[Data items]
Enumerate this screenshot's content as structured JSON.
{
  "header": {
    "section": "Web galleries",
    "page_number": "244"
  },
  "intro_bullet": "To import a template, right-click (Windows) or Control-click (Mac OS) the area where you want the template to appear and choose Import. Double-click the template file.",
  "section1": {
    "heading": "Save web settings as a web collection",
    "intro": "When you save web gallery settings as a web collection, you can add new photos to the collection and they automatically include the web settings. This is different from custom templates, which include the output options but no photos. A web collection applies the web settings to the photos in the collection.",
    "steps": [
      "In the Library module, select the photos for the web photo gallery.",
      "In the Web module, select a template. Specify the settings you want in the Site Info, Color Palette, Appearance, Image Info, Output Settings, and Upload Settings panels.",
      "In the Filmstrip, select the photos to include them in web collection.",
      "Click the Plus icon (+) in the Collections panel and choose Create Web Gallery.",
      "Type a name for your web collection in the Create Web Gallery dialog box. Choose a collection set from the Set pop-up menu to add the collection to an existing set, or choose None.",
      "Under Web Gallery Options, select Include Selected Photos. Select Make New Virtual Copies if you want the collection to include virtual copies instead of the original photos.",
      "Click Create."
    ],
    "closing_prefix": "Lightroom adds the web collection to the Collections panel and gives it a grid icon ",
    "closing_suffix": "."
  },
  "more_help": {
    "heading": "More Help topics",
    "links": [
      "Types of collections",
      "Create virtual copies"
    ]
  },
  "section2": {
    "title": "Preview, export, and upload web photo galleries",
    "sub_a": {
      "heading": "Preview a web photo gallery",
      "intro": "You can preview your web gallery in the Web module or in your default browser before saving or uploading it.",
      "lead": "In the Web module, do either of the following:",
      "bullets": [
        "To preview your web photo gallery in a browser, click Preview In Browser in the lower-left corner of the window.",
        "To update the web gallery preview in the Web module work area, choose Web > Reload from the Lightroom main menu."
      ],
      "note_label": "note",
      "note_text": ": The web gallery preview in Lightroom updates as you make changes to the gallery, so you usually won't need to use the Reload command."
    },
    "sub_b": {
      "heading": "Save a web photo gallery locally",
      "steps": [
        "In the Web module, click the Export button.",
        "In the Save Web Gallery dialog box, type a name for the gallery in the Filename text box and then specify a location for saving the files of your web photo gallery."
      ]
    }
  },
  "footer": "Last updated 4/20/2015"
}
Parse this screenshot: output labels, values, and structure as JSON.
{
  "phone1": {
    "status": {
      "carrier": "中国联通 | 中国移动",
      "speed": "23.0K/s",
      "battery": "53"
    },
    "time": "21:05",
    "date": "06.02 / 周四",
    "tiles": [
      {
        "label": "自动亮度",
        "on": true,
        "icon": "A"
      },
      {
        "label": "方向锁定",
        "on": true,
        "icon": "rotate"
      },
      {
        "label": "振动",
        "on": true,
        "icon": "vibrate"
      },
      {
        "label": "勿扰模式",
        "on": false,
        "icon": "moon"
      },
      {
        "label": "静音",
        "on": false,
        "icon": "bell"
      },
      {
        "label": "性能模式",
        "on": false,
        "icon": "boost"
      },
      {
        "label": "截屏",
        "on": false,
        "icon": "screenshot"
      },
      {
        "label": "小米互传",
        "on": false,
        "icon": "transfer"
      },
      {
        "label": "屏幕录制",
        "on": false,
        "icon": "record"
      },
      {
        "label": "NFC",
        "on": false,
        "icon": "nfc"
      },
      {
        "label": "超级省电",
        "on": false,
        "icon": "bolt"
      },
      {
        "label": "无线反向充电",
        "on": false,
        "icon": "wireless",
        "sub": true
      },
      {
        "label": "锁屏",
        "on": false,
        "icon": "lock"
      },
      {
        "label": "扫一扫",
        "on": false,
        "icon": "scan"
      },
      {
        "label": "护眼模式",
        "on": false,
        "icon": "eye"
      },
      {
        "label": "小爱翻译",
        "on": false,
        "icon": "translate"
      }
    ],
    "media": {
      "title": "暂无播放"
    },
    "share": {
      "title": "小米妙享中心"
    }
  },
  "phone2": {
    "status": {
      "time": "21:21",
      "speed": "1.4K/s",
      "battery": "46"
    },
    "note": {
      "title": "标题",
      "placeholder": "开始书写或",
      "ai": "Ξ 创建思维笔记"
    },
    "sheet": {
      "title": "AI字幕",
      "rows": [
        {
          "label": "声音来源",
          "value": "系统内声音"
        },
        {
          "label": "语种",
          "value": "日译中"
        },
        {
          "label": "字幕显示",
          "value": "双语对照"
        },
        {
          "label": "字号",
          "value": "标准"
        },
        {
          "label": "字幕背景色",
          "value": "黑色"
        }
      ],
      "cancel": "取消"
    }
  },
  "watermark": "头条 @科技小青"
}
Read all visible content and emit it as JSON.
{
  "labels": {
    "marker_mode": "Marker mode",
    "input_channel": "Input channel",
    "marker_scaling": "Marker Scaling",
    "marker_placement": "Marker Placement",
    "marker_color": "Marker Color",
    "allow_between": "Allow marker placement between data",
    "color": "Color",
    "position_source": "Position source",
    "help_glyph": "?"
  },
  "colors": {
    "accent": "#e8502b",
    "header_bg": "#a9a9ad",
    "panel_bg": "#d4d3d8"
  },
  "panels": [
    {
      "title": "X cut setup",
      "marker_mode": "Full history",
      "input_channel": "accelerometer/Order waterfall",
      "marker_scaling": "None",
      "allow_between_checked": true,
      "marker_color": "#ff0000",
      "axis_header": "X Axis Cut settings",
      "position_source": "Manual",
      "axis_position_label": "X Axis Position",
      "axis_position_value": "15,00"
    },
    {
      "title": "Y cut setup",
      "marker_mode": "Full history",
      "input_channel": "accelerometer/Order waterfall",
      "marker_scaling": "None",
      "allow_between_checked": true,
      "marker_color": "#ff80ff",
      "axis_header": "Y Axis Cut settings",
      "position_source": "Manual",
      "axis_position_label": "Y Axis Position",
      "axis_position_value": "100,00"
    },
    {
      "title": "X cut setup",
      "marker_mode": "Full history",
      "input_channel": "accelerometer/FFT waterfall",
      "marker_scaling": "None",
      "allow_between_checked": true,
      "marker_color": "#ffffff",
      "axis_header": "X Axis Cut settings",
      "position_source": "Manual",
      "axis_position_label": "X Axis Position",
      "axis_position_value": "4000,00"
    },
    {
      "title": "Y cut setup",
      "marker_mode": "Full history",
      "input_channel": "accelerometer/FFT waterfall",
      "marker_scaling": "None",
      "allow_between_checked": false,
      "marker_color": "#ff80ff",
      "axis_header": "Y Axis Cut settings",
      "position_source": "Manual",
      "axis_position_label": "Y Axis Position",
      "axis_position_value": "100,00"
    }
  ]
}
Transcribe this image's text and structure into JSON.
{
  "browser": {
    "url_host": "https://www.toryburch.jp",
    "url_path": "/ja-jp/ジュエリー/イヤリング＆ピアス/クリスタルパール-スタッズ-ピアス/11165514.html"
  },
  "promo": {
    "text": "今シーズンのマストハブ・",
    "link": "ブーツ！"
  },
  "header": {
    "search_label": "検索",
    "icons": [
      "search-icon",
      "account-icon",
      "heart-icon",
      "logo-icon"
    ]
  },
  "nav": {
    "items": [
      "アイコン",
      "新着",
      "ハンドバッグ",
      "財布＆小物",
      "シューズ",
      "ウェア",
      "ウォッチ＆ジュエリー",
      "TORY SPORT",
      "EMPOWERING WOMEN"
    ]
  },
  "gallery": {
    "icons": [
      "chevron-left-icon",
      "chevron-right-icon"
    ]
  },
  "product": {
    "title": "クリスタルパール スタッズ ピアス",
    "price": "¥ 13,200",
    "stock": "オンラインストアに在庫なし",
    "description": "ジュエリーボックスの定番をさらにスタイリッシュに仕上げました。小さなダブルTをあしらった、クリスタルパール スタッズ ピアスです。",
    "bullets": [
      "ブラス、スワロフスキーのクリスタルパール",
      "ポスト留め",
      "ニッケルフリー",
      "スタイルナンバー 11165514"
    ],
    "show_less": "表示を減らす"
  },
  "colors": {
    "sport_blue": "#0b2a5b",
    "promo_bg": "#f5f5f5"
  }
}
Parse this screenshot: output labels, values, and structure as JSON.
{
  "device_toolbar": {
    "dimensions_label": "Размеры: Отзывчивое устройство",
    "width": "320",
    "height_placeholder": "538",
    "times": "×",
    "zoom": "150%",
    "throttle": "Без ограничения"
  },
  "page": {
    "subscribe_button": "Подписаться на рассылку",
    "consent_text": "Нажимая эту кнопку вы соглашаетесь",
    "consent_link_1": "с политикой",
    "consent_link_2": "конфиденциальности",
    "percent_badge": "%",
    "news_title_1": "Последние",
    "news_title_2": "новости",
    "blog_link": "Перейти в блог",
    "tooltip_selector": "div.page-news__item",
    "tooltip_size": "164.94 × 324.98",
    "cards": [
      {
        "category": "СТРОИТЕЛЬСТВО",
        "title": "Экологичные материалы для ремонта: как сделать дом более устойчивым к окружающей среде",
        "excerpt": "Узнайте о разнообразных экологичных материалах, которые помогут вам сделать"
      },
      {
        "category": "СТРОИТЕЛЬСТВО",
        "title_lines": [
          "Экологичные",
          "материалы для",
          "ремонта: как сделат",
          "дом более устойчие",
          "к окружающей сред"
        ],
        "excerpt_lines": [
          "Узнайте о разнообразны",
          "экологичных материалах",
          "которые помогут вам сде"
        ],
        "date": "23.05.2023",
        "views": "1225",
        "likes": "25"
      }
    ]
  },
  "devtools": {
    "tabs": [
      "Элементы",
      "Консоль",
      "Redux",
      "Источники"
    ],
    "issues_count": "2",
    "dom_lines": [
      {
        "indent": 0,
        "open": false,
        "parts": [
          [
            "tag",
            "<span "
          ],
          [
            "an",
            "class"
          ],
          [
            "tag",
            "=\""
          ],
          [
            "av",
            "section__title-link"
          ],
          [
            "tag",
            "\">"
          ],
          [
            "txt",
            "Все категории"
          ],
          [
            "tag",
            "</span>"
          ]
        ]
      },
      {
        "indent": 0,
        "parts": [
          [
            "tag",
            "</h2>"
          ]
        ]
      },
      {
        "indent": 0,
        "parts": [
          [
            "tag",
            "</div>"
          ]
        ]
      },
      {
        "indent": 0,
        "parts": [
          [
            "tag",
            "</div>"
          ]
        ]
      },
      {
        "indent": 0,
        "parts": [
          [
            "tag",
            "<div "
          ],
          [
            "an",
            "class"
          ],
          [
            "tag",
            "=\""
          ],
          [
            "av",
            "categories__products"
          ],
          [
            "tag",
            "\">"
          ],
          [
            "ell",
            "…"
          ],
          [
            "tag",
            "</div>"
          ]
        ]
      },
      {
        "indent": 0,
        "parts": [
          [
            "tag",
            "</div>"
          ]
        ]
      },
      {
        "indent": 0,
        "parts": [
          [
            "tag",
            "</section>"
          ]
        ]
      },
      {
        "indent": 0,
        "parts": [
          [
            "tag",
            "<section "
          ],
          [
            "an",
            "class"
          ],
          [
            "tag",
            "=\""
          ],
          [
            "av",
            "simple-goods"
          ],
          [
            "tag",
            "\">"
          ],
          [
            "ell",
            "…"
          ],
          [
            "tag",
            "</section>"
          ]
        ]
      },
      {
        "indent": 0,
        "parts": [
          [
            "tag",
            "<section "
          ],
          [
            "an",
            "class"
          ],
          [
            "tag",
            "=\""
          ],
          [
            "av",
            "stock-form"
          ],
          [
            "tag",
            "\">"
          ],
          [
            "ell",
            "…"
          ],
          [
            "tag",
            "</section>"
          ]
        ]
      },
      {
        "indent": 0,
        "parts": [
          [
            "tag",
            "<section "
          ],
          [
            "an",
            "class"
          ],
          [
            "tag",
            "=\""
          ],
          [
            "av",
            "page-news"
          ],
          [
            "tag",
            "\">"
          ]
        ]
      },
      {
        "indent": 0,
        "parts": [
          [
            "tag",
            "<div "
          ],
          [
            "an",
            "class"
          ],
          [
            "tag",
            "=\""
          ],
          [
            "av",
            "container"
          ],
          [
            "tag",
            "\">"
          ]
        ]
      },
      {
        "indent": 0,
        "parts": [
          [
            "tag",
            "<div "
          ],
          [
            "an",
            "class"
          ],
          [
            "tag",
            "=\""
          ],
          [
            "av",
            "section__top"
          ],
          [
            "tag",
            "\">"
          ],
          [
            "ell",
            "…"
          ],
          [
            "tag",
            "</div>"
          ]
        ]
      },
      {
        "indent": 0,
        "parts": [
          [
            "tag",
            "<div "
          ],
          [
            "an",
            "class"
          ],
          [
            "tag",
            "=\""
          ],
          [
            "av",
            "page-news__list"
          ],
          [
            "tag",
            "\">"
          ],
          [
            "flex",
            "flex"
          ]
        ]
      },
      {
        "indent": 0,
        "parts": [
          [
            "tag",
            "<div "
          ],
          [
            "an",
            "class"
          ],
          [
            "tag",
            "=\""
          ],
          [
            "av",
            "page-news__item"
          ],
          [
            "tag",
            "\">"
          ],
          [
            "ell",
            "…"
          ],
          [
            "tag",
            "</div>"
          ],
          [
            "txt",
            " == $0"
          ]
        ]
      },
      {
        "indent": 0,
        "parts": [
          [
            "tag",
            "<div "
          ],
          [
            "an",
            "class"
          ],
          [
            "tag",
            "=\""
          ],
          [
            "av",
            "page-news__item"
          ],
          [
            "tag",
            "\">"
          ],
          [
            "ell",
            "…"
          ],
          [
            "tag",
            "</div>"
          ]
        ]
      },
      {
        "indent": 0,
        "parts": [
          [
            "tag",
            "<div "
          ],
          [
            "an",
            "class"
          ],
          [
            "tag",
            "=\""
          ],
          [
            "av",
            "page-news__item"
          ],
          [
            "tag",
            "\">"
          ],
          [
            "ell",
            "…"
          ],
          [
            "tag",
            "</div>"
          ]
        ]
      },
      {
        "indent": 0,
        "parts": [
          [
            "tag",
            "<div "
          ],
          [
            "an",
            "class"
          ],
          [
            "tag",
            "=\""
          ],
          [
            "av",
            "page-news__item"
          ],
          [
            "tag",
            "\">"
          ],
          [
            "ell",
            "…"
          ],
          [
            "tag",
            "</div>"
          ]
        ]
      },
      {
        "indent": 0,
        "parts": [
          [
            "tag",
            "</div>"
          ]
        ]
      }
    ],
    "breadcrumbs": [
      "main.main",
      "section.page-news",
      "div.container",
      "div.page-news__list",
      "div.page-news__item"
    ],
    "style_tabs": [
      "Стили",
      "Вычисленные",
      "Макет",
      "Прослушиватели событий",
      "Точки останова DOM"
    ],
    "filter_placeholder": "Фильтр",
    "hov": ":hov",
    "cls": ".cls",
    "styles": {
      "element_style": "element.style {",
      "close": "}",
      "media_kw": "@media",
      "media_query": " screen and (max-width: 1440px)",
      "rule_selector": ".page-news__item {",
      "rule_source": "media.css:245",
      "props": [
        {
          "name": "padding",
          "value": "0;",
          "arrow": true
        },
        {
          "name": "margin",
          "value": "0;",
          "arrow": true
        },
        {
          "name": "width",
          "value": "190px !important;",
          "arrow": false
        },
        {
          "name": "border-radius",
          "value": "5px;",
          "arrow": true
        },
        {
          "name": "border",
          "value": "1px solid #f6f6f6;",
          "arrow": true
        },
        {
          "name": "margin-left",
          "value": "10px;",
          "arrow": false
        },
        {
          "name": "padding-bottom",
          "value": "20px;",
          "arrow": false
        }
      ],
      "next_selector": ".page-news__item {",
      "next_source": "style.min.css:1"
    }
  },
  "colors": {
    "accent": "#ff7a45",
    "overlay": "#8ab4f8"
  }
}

• _Aim_
Copy each line above that contains the string "помогут".

• _Expected output_
        "excerpt": "Узнайте о разнообразных экологичных материалах, которые помогут вам сделать"
          "которые помогут вам сде"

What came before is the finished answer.